BEGIN

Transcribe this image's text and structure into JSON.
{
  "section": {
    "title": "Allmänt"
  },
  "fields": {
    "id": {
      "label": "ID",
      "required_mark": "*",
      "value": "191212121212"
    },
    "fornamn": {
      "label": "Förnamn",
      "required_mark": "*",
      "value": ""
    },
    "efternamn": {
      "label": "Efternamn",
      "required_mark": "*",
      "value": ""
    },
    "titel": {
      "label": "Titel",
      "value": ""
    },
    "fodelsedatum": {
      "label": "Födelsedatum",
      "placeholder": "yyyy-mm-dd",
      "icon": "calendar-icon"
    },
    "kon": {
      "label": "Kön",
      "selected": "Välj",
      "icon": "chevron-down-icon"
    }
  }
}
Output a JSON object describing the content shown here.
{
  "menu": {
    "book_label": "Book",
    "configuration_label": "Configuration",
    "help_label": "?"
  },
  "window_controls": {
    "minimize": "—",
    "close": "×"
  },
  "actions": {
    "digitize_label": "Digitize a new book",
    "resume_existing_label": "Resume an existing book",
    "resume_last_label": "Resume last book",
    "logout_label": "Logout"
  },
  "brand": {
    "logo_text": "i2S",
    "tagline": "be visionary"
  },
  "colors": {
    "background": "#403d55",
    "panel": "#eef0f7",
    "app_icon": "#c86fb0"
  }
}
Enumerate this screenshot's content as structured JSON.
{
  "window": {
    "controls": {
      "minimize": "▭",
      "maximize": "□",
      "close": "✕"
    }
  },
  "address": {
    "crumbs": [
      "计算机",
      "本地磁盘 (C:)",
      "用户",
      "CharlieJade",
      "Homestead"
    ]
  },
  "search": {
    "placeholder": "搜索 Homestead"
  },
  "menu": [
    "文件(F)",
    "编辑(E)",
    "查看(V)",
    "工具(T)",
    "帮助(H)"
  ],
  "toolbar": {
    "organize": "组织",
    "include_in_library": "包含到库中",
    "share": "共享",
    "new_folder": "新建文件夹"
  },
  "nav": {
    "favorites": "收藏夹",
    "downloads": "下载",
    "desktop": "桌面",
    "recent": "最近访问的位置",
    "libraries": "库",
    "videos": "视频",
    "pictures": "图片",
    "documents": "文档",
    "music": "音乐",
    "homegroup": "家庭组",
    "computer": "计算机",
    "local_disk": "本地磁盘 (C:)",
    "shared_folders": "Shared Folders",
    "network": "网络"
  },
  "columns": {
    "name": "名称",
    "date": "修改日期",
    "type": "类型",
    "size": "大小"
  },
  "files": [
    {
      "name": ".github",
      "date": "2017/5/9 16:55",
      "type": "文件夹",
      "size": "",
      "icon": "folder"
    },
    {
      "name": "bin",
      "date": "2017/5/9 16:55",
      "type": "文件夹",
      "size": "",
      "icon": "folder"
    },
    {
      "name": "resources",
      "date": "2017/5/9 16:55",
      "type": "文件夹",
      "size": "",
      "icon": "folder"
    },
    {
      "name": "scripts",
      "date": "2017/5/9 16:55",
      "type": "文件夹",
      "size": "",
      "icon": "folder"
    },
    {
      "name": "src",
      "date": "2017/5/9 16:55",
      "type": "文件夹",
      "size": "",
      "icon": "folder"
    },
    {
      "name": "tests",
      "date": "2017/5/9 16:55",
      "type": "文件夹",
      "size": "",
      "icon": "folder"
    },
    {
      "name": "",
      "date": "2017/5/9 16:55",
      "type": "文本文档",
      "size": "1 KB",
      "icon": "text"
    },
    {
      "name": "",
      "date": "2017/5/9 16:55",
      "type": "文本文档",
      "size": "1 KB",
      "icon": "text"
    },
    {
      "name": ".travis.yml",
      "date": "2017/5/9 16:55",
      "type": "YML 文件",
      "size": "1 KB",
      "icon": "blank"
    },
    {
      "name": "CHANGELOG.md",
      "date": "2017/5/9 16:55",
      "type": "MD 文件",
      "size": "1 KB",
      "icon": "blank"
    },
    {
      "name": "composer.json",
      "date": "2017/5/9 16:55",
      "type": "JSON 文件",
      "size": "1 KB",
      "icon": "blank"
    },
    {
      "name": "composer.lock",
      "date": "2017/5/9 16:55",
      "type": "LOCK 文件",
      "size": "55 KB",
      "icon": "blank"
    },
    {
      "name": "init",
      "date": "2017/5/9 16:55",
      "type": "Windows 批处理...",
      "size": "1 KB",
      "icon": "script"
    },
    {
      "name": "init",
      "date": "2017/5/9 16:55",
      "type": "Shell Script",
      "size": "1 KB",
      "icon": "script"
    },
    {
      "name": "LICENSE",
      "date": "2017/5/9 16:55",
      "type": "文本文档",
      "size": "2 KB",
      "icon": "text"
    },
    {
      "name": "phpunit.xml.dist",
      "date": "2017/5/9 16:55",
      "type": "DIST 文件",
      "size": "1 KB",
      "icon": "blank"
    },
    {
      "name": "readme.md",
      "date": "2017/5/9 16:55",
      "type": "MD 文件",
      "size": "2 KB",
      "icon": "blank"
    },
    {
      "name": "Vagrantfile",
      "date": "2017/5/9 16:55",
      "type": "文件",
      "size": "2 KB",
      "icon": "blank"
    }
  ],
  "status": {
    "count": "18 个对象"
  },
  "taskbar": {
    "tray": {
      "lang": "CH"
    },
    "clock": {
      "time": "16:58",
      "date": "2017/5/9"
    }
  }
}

END

DIRECTIVE: Where does the word "placeholder" appear in the listing? List each line that holds it.

THE RESPONSE:
      "placeholder": "yyyy-mm-dd",
    "placeholder": "搜索 Homestead"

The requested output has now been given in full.